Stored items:
= = = = = = =

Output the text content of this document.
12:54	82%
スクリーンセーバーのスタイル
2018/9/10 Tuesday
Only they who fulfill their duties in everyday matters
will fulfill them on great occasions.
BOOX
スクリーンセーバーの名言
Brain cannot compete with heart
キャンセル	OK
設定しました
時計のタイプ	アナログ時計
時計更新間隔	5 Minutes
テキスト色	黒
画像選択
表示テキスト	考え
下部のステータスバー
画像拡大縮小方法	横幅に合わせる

= = = = = = =

§ Task prompt:
List each line holding the string "fulfill".

§ Written response:
Only they who fulfill their duties in everyday matters
will fulfill them on great occasions.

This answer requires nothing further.